■ SOURCE RECORDS:
┌──

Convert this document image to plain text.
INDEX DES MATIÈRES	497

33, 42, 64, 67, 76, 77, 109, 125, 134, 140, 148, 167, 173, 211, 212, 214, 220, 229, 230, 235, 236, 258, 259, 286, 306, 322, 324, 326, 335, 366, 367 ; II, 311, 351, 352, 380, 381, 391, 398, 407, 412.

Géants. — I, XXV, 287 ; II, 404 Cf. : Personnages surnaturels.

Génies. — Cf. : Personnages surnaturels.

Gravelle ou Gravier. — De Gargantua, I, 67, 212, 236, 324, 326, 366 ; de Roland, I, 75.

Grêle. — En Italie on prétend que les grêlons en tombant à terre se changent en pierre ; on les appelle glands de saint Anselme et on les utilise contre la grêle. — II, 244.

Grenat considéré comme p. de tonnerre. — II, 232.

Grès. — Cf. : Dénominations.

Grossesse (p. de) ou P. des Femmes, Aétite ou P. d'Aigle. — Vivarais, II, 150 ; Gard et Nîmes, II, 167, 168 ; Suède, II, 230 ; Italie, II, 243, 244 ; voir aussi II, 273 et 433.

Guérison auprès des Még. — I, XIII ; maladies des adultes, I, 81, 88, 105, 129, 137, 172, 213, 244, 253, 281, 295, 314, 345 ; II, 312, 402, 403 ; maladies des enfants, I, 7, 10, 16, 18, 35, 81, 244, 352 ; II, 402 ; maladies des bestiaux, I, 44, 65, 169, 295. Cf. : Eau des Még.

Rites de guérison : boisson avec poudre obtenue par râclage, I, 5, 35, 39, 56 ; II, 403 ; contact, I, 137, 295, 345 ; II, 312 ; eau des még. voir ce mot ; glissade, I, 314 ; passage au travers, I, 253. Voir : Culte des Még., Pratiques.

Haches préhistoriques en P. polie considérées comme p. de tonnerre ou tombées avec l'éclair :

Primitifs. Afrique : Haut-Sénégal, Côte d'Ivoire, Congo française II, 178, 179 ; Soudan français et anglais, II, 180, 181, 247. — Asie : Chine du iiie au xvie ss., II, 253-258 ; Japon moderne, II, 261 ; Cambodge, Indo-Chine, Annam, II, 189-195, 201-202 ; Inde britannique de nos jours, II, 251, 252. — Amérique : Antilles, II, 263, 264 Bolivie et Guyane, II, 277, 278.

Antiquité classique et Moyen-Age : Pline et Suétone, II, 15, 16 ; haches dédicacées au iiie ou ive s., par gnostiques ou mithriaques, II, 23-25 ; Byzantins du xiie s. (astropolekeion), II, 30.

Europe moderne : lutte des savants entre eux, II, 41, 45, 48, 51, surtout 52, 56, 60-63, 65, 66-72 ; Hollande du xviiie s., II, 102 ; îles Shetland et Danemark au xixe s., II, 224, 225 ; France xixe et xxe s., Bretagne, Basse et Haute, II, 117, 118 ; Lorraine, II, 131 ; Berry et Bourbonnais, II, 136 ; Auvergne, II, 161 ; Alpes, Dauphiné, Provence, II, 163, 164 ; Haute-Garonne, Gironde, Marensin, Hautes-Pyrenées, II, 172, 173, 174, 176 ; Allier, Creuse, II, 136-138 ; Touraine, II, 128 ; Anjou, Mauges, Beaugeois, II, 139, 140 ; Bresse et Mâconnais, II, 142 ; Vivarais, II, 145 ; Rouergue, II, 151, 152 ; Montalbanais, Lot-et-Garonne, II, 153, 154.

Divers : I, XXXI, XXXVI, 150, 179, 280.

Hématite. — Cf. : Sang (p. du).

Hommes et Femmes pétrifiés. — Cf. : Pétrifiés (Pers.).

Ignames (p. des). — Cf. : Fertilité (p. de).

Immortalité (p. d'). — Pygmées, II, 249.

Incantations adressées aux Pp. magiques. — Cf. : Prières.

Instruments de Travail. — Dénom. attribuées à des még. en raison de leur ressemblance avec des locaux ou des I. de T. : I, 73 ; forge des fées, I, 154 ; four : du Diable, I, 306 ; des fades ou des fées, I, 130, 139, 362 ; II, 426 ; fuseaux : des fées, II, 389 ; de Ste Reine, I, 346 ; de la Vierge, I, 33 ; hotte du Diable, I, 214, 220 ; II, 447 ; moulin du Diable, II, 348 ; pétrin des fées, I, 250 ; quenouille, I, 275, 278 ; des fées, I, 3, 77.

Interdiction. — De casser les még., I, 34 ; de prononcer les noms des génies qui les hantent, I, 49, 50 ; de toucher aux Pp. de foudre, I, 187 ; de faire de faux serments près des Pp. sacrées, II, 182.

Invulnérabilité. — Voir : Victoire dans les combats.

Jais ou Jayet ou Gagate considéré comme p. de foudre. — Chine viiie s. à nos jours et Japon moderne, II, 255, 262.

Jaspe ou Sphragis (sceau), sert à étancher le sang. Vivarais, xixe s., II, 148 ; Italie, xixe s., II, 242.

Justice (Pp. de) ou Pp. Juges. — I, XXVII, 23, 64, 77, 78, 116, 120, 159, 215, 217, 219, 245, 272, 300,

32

└──

From the listing above, extract all records word for word.

Convert this document image to plain text.
INDEX DES MATIÈRES	497

33, 42, 64, 67, 76, 77, 109, 125, 134, 140, 148, 167, 173, 211, 212, 214, 220, 229, 230, 235, 236, 258, 259, 286, 306, 322, 324, 326, 335, 366, 367 ; II, 311, 351, 352, 380, 381, 391, 398, 407, 412.

Géants. — I, XXV, 287 ; II, 404 Cf. : Personnages surnaturels.

Génies. — Cf. : Personnages surnaturels.

Gravelle ou Gravier. — De Gargantua, I, 67, 212, 236, 324, 326, 366 ; de Roland, I, 75.

Grêle. — En Italie on prétend que les grêlons en tombant à terre se changent en pierre ; on les appelle glands de saint Anselme et on les utilise contre la grêle. — II, 244.

Grenat considéré comme p. de tonnerre. — II, 232.

Grès. — Cf. : Dénominations.

Grossesse (p. de) ou P. des Femmes, Aétite ou P. d'Aigle. — Vivarais, II, 150 ; Gard et Nîmes, II, 167, 168 ; Suède, II, 230 ; Italie, II, 243, 244 ; voir aussi II, 273 et 433.

Guérison auprès des Még. — I, XIII ; maladies des adultes, I, 81, 88, 105, 129, 137, 172, 213, 244, 253, 281, 295, 314, 345 ; II, 312, 402, 403 ; maladies des enfants, I, 7, 10, 16, 18, 35, 81, 244, 352 ; II, 402 ; maladies des bestiaux, I, 44, 65, 169, 295. Cf. : Eau des Még.

Rites de guérison : boisson avec poudre obtenue par râclage, I, 5, 35, 39, 56 ; II, 403 ; contact, I, 137, 295, 345 ; II, 312 ; eau des még. voir ce mot ; glissade, I, 314 ; passage au travers, I, 253. Voir : Culte des Még., Pratiques.

Haches préhistoriques en P. polie considérées comme p. de tonnerre ou tombées avec l'éclair :

Primitifs. Afrique : Haut-Sénégal, Côte d'Ivoire, Congo française II, 178, 179 ; Soudan français et anglais, II, 180, 181, 247. — Asie : Chine du iiie au xvie ss., II, 253-258 ; Japon moderne, II, 261 ; Cambodge, Indo-Chine, Annam, II, 189-195, 201-202 ; Inde britannique de nos jours, II, 251, 252. — Amérique : Antilles, II, 263, 264 Bolivie et Guyane, II, 277, 278.

Antiquité classique et Moyen-Age : Pline et Suétone, II, 15, 16 ; haches dédicacées au iiie ou ive s., par gnostiques ou mithriaques, II, 23-25 ; Byzantins du xiie s. (astropolekeion), II, 30.

Europe moderne : lutte des savants entre eux, II, 41, 45, 48, 51, surtout 52, 56, 60-63, 65, 66-72 ; Hollande du xviiie s., II, 102 ; îles Shetland et Danemark au xixe s., II, 224, 225 ; France xixe et xxe s., Bretagne, Basse et Haute, II, 117, 118 ; Lorraine, II, 131 ; Berry et Bourbonnais, II, 136 ; Auvergne, II, 161 ; Alpes, Dauphiné, Provence, II, 163, 164 ; Haute-Garonne, Gironde, Marensin, Hautes-Pyrenées, II, 172, 173, 174, 176 ; Allier, Creuse, II, 136-138 ; Touraine, II, 128 ; Anjou, Mauges, Beaugeois, II, 139, 140 ; Bresse et Mâconnais, II, 142 ; Vivarais, II, 145 ; Rouergue, II, 151, 152 ; Montalbanais, Lot-et-Garonne, II, 153, 154.

Divers : I, XXXI, XXXVI, 150, 179, 280.

Hématite. — Cf. : Sang (p. du).

Hommes et Femmes pétrifiés. — Cf. : Pétrifiés (Pers.).

Ignames (p. des). — Cf. : Fertilité (p. de).

Immortalité (p. d'). — Pygmées, II, 249.

Incantations adressées aux Pp. magiques. — Cf. : Prières.

Instruments de Travail. — Dénom. attribuées à des még. en raison de leur ressemblance avec des locaux ou des I. de T. : I, 73 ; forge des fées, I, 154 ; four : du Diable, I, 306 ; des fades ou des fées, I, 130, 139, 362 ; II, 426 ; fuseaux : des fées, II, 389 ; de Ste Reine, I, 346 ; de la Vierge, I, 33 ; hotte du Diable, I, 214, 220 ; II, 447 ; moulin du Diable, II, 348 ; pétrin des fées, I, 250 ; quenouille, I, 275, 278 ; des fées, I, 3, 77.

Interdiction. — De casser les még., I, 34 ; de prononcer les noms des génies qui les hantent, I, 49, 50 ; de toucher aux Pp. de foudre, I, 187 ; de faire de faux serments près des Pp. sacrées, II, 182.

Invulnérabilité. — Voir : Victoire dans les combats.

Jais ou Jayet ou Gagate considéré comme p. de foudre. — Chine viiie s. à nos jours et Japon moderne, II, 255, 262.

Jaspe ou Sphragis (sceau), sert à étancher le sang. Vivarais, xixe s., II, 148 ; Italie, xixe s., II, 242.

Justice (Pp. de) ou Pp. Juges. — I, XXVII, 23, 64, 77, 78, 116, 120, 159, 215, 217, 219, 245, 272, 300,

32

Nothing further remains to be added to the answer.